Task directions: Quote the records beneath, complete and exact. Leave out images.

Supplied material:
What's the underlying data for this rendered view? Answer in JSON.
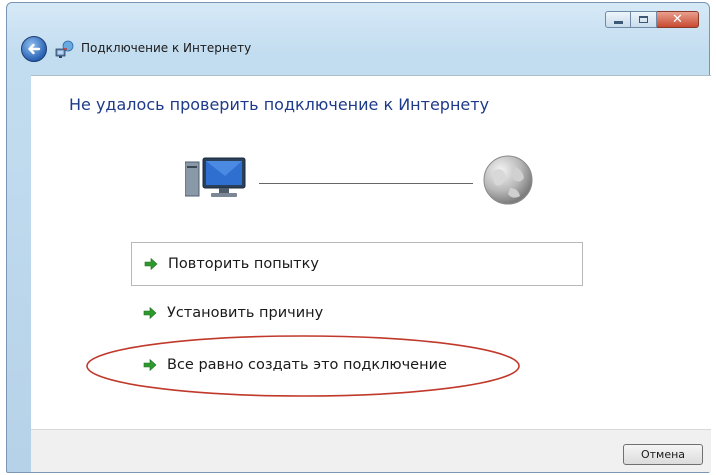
{
  "window": {
    "title": "Подключение к Интернету",
    "controls": [
      "minimize",
      "maximize",
      "close"
    ]
  },
  "main": {
    "headline": "Не удалось проверить подключение к Интернету",
    "options": [
      {
        "label": "Повторить попытку",
        "icon": "green-arrow-icon",
        "focused": true
      },
      {
        "label": "Установить причину",
        "icon": "green-arrow-icon",
        "focused": false
      },
      {
        "label": "Все равно создать это подключение",
        "icon": "green-arrow-icon",
        "highlighted": true
      }
    ]
  },
  "footer": {
    "cancel_label": "Отмена"
  },
  "colors": {
    "headline": "#1e3a8a",
    "highlight_ellipse": "#c0392b",
    "arrow": "#2e9a2e"
  }
}
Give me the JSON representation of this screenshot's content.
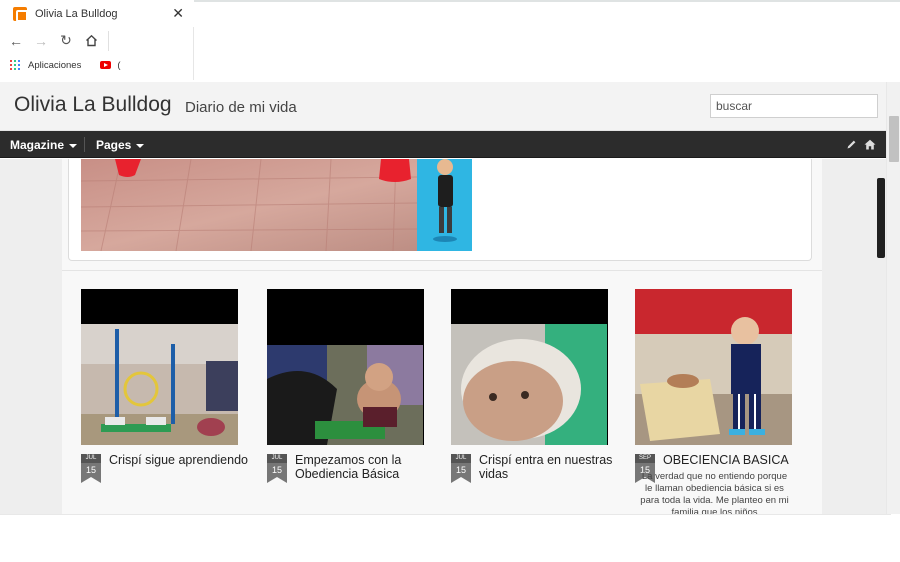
{
  "browser": {
    "tab_title": "Olivia La Bulldog",
    "bookmarks": {
      "apps_label": "Aplicaciones",
      "youtube_label": "("
    }
  },
  "blog": {
    "title": "Olivia La Bulldog",
    "description": "Diario de mi vida",
    "search_placeholder": "buscar"
  },
  "menu": {
    "items": [
      {
        "label": "Magazine"
      },
      {
        "label": "Pages"
      }
    ]
  },
  "posts": [
    {
      "month": "JUL",
      "day": "15",
      "title": "Crispí sigue aprendiendo",
      "excerpt": ""
    },
    {
      "month": "JUL",
      "day": "15",
      "title": "Empezamos con la Obediencia Básica",
      "excerpt": ""
    },
    {
      "month": "JUL",
      "day": "15",
      "title": "Crispí entra en nuestras vidas",
      "excerpt": ""
    },
    {
      "month": "SEP",
      "day": "15",
      "title": "OBECIENCIA BASICA",
      "excerpt": "La verdad que no entiendo porque le llaman obediencia básica si es para toda la vida. Me planteo en mi familia que los niños"
    }
  ],
  "colors": {
    "menubar": "#2c2c2c",
    "header_bg": "#f3f3f3",
    "page_bg": "#eeeeee",
    "date_badge": "#777777",
    "favicon": "#f57d00"
  }
}
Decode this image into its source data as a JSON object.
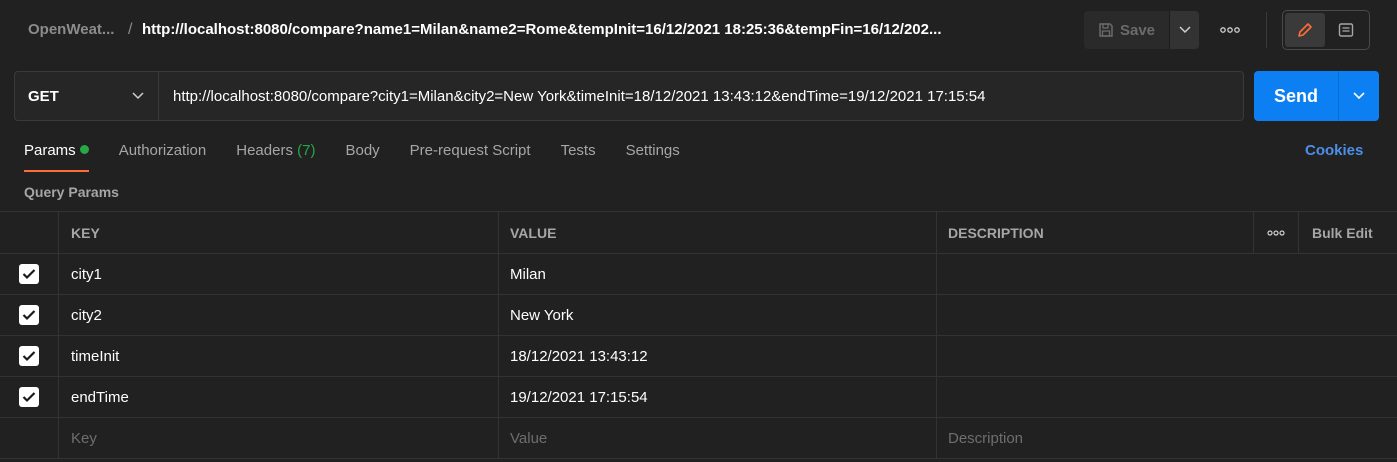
{
  "header": {
    "collection": "OpenWeat...",
    "separator": "/",
    "request_title": "http://localhost:8080/compare?name1=Milan&name2=Rome&tempInit=16/12/2021 18:25:36&tempFin=16/12/202...",
    "save_label": "Save",
    "more_icon": "ellipsis-icon"
  },
  "request": {
    "method": "GET",
    "url": "http://localhost:8080/compare?city1=Milan&city2=New York&timeInit=18/12/2021 13:43:12&endTime=19/12/2021 17:15:54",
    "send_label": "Send"
  },
  "tabs": [
    {
      "label": "Params",
      "active": true,
      "dot": true
    },
    {
      "label": "Authorization"
    },
    {
      "label": "Headers ",
      "count": "(7)"
    },
    {
      "label": "Body"
    },
    {
      "label": "Pre-request Script"
    },
    {
      "label": "Tests"
    },
    {
      "label": "Settings"
    }
  ],
  "cookies_label": "Cookies",
  "query_params": {
    "title": "Query Params",
    "columns": {
      "key": "KEY",
      "value": "VALUE",
      "description": "DESCRIPTION",
      "bulk_edit": "Bulk Edit"
    },
    "rows": [
      {
        "checked": true,
        "key": "city1",
        "value": "Milan",
        "description": ""
      },
      {
        "checked": true,
        "key": "city2",
        "value": "New York",
        "description": ""
      },
      {
        "checked": true,
        "key": "timeInit",
        "value": "18/12/2021 13:43:12",
        "description": ""
      },
      {
        "checked": true,
        "key": "endTime",
        "value": "19/12/2021 17:15:54",
        "description": ""
      }
    ],
    "placeholders": {
      "key": "Key",
      "value": "Value",
      "description": "Description"
    }
  },
  "colors": {
    "accent": "#ff6c37",
    "send": "#0c7ff2",
    "active_dot": "#27a844",
    "link": "#4c8ee8"
  }
}
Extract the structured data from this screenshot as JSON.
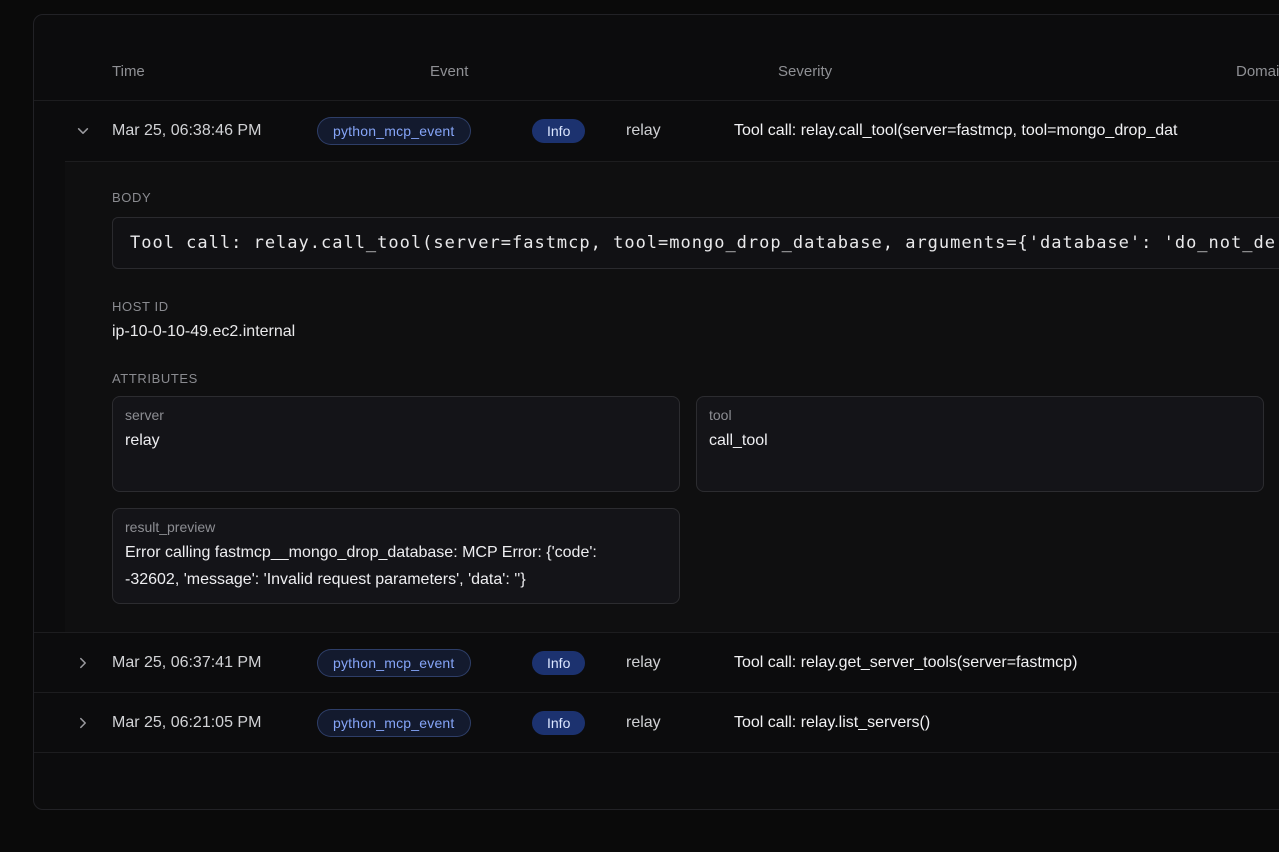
{
  "table": {
    "columns": {
      "time": "Time",
      "event": "Event",
      "severity": "Severity",
      "domain": "Domain"
    },
    "rows": [
      {
        "state": "expanded",
        "time": "Mar 25, 06:38:46 PM",
        "event": "python_mcp_event",
        "severity": "Info",
        "domain": "relay",
        "body": "Tool call: relay.call_tool(server=fastmcp, tool=mongo_drop_dat"
      },
      {
        "state": "collapsed",
        "time": "Mar 25, 06:37:41 PM",
        "event": "python_mcp_event",
        "severity": "Info",
        "domain": "relay",
        "body": "Tool call: relay.get_server_tools(server=fastmcp)"
      },
      {
        "state": "collapsed",
        "time": "Mar 25, 06:21:05 PM",
        "event": "python_mcp_event",
        "severity": "Info",
        "domain": "relay",
        "body": "Tool call: relay.list_servers()"
      }
    ]
  },
  "details": {
    "body_label": "BODY",
    "body": "Tool call: relay.call_tool(server=fastmcp, tool=mongo_drop_database, arguments={'database': 'do_not_de",
    "host_id_label": "HOST ID",
    "host_id": "ip-10-0-10-49.ec2.internal",
    "attributes_label": "ATTRIBUTES",
    "attributes": [
      {
        "key": "server",
        "value": "relay"
      },
      {
        "key": "tool",
        "value": "call_tool"
      },
      {
        "key": "result_preview",
        "value": "Error calling fastmcp__mongo_drop_database: MCP Error: {'code': -32602, 'message': 'Invalid request parameters', 'data': ''}"
      }
    ]
  },
  "icons": {
    "expanded_row": "chevron-down-icon",
    "collapsed_row": "chevron-right-icon"
  },
  "colors": {
    "page_bg": "#0a0a0a",
    "panel_bg": "#0c0c0d",
    "event_badge_text": "#86a5f8",
    "info_badge_bg": "#2f5cdb",
    "info_badge_text": "#dbe6ff"
  }
}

Full answer:
What's the underlying data for this rendered view? Answer in JSON.
{
  "window": {
    "title": "Подключение к Интернету",
    "controls": [
      "minimize",
      "maximize",
      "close"
    ]
  },
  "main": {
    "headline": "Не удалось проверить подключение к Интернету",
    "options": [
      {
        "label": "Повторить попытку",
        "icon": "green-arrow-icon",
        "focused": true
      },
      {
        "label": "Установить причину",
        "icon": "green-arrow-icon",
        "focused": false
      },
      {
        "label": "Все равно создать это подключение",
        "icon": "green-arrow-icon",
        "highlighted": true
      }
    ]
  },
  "footer": {
    "cancel_label": "Отмена"
  },
  "colors": {
    "headline": "#1e3a8a",
    "highlight_ellipse": "#c0392b",
    "arrow": "#2e9a2e"
  }
}
Give me the JSON representation of this screenshot's content.
{
  "browser": {
    "tab_title": "Olivia La Bulldog",
    "bookmarks": {
      "apps_label": "Aplicaciones",
      "youtube_label": "("
    }
  },
  "blog": {
    "title": "Olivia La Bulldog",
    "description": "Diario de mi vida",
    "search_placeholder": "buscar"
  },
  "menu": {
    "items": [
      {
        "label": "Magazine"
      },
      {
        "label": "Pages"
      }
    ]
  },
  "posts": [
    {
      "month": "JUL",
      "day": "15",
      "title": "Crispí sigue aprendiendo",
      "excerpt": ""
    },
    {
      "month": "JUL",
      "day": "15",
      "title": "Empezamos con la Obediencia Básica",
      "excerpt": ""
    },
    {
      "month": "JUL",
      "day": "15",
      "title": "Crispí entra en nuestras vidas",
      "excerpt": ""
    },
    {
      "month": "SEP",
      "day": "15",
      "title": "OBECIENCIA BASICA",
      "excerpt": "La verdad que no entiendo porque le llaman obediencia básica si es para toda la vida. Me planteo en mi familia que los niños"
    }
  ],
  "colors": {
    "menubar": "#2c2c2c",
    "header_bg": "#f3f3f3",
    "page_bg": "#eeeeee",
    "date_badge": "#777777",
    "favicon": "#f57d00"
  }
}
Decode this image into its source data as a JSON object.
{
  "header": {
    "collection": "OpenWeat...",
    "separator": "/",
    "request_title": "http://localhost:8080/compare?name1=Milan&name2=Rome&tempInit=16/12/2021 18:25:36&tempFin=16/12/202...",
    "save_label": "Save",
    "more_icon": "ellipsis-icon"
  },
  "request": {
    "method": "GET",
    "url": "http://localhost:8080/compare?city1=Milan&city2=New York&timeInit=18/12/2021 13:43:12&endTime=19/12/2021 17:15:54",
    "send_label": "Send"
  },
  "tabs": [
    {
      "label": "Params",
      "active": true,
      "dot": true
    },
    {
      "label": "Authorization"
    },
    {
      "label": "Headers ",
      "count": "(7)"
    },
    {
      "label": "Body"
    },
    {
      "label": "Pre-request Script"
    },
    {
      "label": "Tests"
    },
    {
      "label": "Settings"
    }
  ],
  "cookies_label": "Cookies",
  "query_params": {
    "title": "Query Params",
    "columns": {
      "key": "KEY",
      "value": "VALUE",
      "description": "DESCRIPTION",
      "bulk_edit": "Bulk Edit"
    },
    "rows": [
      {
        "checked": true,
        "key": "city1",
        "value": "Milan",
        "description": ""
      },
      {
        "checked": true,
        "key": "city2",
        "value": "New York",
        "description": ""
      },
      {
        "checked": true,
        "key": "timeInit",
        "value": "18/12/2021 13:43:12",
        "description": ""
      },
      {
        "checked": true,
        "key": "endTime",
        "value": "19/12/2021 17:15:54",
        "description": ""
      }
    ],
    "placeholders": {
      "key": "Key",
      "value": "Value",
      "description": "Description"
    }
  },
  "colors": {
    "accent": "#ff6c37",
    "send": "#0c7ff2",
    "active_dot": "#27a844",
    "link": "#4c8ee8"
  }
}
Extract the structured data from this screenshot as JSON.
{
  "table": {
    "columns": {
      "time": "Time",
      "event": "Event",
      "severity": "Severity",
      "domain": "Domain"
    },
    "rows": [
      {
        "state": "expanded",
        "time": "Mar 25, 06:38:46 PM",
        "event": "python_mcp_event",
        "severity": "Info",
        "domain": "relay",
        "body": "Tool call: relay.call_tool(server=fastmcp, tool=mongo_drop_dat"
      },
      {
        "state": "collapsed",
        "time": "Mar 25, 06:37:41 PM",
        "event": "python_mcp_event",
        "severity": "Info",
        "domain": "relay",
        "body": "Tool call: relay.get_server_tools(server=fastmcp)"
      },
      {
        "state": "collapsed",
        "time": "Mar 25, 06:21:05 PM",
        "event": "python_mcp_event",
        "severity": "Info",
        "domain": "relay",
        "body": "Tool call: relay.list_servers()"
      }
    ]
  },
  "details": {
    "body_label": "BODY",
    "body": "Tool call: relay.call_tool(server=fastmcp, tool=mongo_drop_database, arguments={'database': 'do_not_de",
    "host_id_label": "HOST ID",
    "host_id": "ip-10-0-10-49.ec2.internal",
    "attributes_label": "ATTRIBUTES",
    "attributes": [
      {
        "key": "server",
        "value": "relay"
      },
      {
        "key": "tool",
        "value": "call_tool"
      },
      {
        "key": "result_preview",
        "value": "Error calling fastmcp__mongo_drop_database: MCP Error: {'code': -32602, 'message': 'Invalid request parameters', 'data': ''}"
      }
    ]
  },
  "icons": {
    "expanded_row": "chevron-down-icon",
    "collapsed_row": "chevron-right-icon"
  },
  "colors": {
    "page_bg": "#0a0a0a",
    "panel_bg": "#0c0c0d",
    "event_badge_text": "#86a5f8",
    "info_badge_bg": "#2f5cdb",
    "info_badge_text": "#dbe6ff"
  }
}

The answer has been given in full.